Entries provided =>
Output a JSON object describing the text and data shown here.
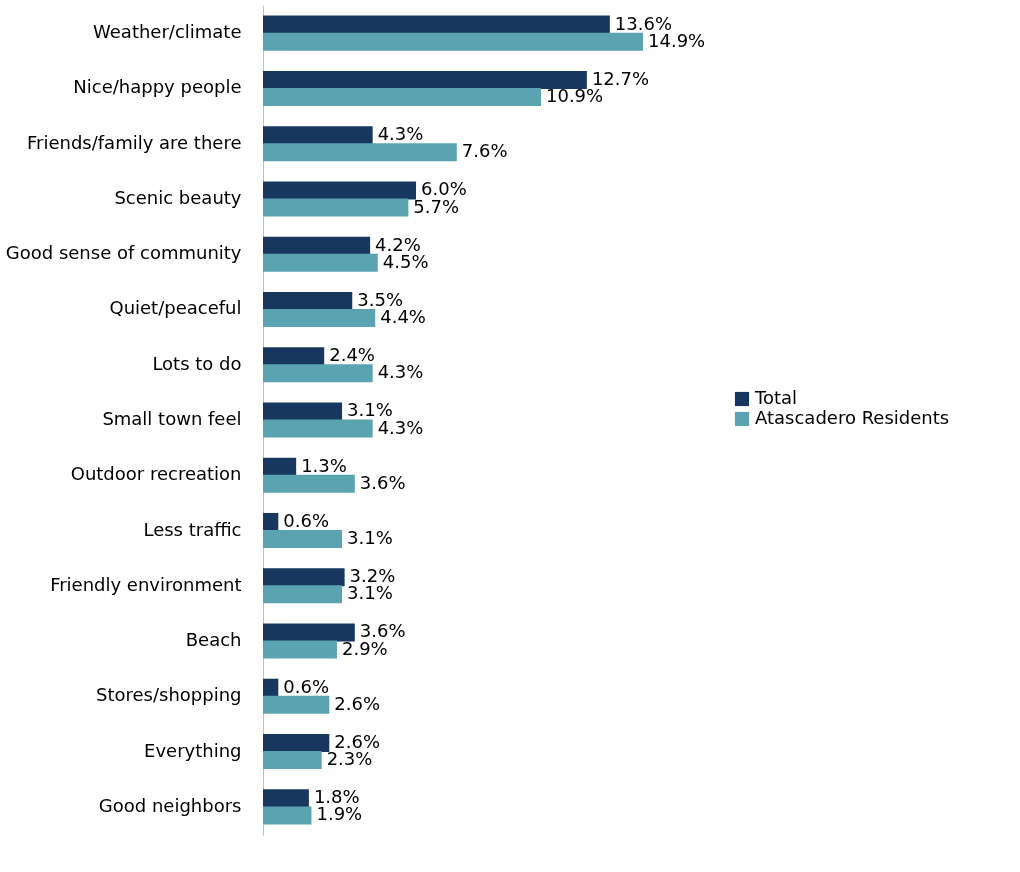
{
  "chart_data": {
    "type": "bar",
    "orientation": "horizontal",
    "legend": "right",
    "categories": [
      "Weather/climate",
      "Nice/happy people",
      "Friends/family are there",
      "Scenic beauty",
      "Good sense of community",
      "Quiet/peaceful",
      "Lots to do",
      "Small town feel",
      "Outdoor recreation",
      "Less traffic",
      "Friendly environment",
      "Beach",
      "Stores/shopping",
      "Everything",
      "Good neighbors"
    ],
    "series": [
      {
        "name": "Total",
        "color": "#17375e",
        "values": [
          13.6,
          12.7,
          4.3,
          6.0,
          4.2,
          3.5,
          2.4,
          3.1,
          1.3,
          0.6,
          3.2,
          3.6,
          0.6,
          2.6,
          1.8
        ],
        "value_labels": [
          "13.6%",
          "12.7%",
          "4.3%",
          "6.0%",
          "4.2%",
          "3.5%",
          "2.4%",
          "3.1%",
          "1.3%",
          "0.6%",
          "3.2%",
          "3.6%",
          "0.6%",
          "2.6%",
          "1.8%"
        ]
      },
      {
        "name": "Atascadero Residents",
        "color": "#5ba3b0",
        "values": [
          14.9,
          10.9,
          7.6,
          5.7,
          4.5,
          4.4,
          4.3,
          4.3,
          3.6,
          3.1,
          3.1,
          2.9,
          2.6,
          2.3,
          1.9
        ],
        "value_labels": [
          "14.9%",
          "10.9%",
          "7.6%",
          "5.7%",
          "4.5%",
          "4.4%",
          "4.3%",
          "4.3%",
          "3.6%",
          "3.1%",
          "3.1%",
          "2.9%",
          "2.6%",
          "2.3%",
          "1.9%"
        ]
      }
    ]
  }
}
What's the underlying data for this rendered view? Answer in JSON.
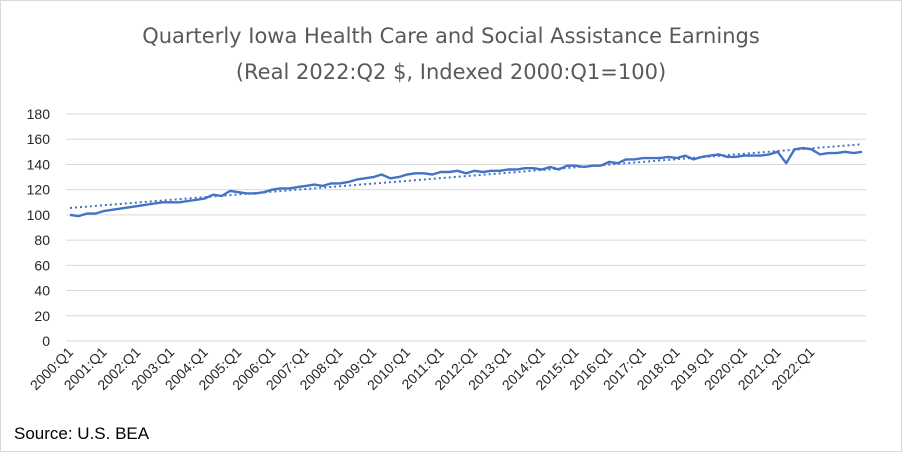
{
  "chart_data": {
    "type": "line",
    "title": "Quarterly Iowa Health Care and Social Assistance Earnings",
    "subtitle": "(Real 2022:Q2 $, Indexed 2000:Q1=100)",
    "source": "Source: U.S. BEA",
    "ylim": [
      0,
      180
    ],
    "yticks": [
      0,
      20,
      40,
      60,
      80,
      100,
      120,
      140,
      160,
      180
    ],
    "xtick_labels": [
      "2000:Q1",
      "2001:Q1",
      "2002:Q1",
      "2003:Q1",
      "2004:Q1",
      "2005:Q1",
      "2006:Q1",
      "2007:Q1",
      "2008:Q1",
      "2009:Q1",
      "2010:Q1",
      "2011:Q1",
      "2012:Q1",
      "2013:Q1",
      "2014:Q1",
      "2015:Q1",
      "2016:Q1",
      "2017:Q1",
      "2018:Q1",
      "2019:Q1",
      "2020:Q1",
      "2021:Q1",
      "2022:Q1"
    ],
    "grid": true,
    "series": [
      {
        "color": "#4472c4",
        "values": [
          100,
          99,
          101,
          101,
          103,
          104,
          105,
          106,
          107,
          108,
          109,
          110,
          110,
          110,
          111,
          112,
          113,
          116,
          115,
          119,
          118,
          117,
          117,
          118,
          120,
          121,
          121,
          122,
          123,
          124,
          123,
          125,
          125,
          126,
          128,
          129,
          130,
          132,
          129,
          130,
          132,
          133,
          133,
          132,
          134,
          134,
          135,
          133,
          135,
          134,
          135,
          135,
          136,
          136,
          137,
          137,
          136,
          138,
          136,
          139,
          139,
          138,
          139,
          139,
          142,
          141,
          144,
          144,
          145,
          145,
          145,
          146,
          145,
          147,
          144,
          146,
          147,
          148,
          146,
          146,
          147,
          147,
          147,
          148,
          150,
          141,
          152,
          153,
          152,
          148,
          149,
          149,
          150,
          149,
          150
        ]
      },
      {
        "style": "dotted-trendline",
        "color": "#4472c4",
        "values": [
          105.5,
          156
        ]
      }
    ]
  }
}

Work instructions =>
Every line in the data that holds "JSON" should be copied out.

Solution below =>
Output a JSON object describing the text and data shown here.
What's the underlying data for this rendered view? Answer in JSON.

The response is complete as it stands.